-- EXERCISE AIM --
Give the stretch of items from the start through the line containing "x-tick-label: 80% xyxy=(1195,693,1249,723)" as a JSON list of strings, one string per line, leaving out blank lines.

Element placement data
---

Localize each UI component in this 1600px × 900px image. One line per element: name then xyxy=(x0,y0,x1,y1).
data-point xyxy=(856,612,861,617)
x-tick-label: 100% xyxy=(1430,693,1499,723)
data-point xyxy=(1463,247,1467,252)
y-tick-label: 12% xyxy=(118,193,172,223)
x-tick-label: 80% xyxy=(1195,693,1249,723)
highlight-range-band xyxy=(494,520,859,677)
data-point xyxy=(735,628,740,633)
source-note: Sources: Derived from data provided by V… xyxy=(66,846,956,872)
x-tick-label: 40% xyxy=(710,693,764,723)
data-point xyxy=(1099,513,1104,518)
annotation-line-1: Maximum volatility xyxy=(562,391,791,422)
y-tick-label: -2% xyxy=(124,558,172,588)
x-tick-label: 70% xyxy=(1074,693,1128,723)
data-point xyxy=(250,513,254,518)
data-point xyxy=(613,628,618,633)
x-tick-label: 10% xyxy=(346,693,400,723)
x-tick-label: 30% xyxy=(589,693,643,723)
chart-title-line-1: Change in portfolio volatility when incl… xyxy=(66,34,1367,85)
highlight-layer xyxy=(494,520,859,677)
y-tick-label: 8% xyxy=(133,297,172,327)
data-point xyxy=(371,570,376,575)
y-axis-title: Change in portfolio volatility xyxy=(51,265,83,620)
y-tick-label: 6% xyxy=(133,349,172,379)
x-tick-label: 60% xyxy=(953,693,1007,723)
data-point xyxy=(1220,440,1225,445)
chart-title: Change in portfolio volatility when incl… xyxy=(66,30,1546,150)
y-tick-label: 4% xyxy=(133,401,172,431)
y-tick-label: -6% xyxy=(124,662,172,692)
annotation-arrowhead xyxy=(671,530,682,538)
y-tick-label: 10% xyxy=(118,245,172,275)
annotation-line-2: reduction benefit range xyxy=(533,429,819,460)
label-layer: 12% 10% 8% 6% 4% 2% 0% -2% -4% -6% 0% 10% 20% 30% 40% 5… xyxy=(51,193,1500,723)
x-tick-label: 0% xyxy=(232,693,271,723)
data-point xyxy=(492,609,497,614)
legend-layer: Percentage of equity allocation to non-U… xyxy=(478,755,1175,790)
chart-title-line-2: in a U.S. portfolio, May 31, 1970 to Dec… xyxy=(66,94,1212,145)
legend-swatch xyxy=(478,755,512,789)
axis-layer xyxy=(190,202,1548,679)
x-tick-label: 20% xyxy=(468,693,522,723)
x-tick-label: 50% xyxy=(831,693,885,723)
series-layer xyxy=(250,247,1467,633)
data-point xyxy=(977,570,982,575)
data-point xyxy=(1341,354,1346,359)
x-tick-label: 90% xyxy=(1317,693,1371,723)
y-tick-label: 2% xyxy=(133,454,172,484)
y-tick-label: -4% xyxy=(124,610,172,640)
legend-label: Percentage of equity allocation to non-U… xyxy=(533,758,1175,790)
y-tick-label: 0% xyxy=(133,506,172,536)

---

-- SOLVED PROBLEM --
[
  "Localize each UI component in this 1600px × 900px image. One line per element: name then xyxy=(x0,y0,x1,y1).",
  "data-point xyxy=(856,612,861,617)",
  "x-tick-label: 100% xyxy=(1430,693,1499,723)",
  "data-point xyxy=(1463,247,1467,252)",
  "y-tick-label: 12% xyxy=(118,193,172,223)",
  "x-tick-label: 80% xyxy=(1195,693,1249,723)"
]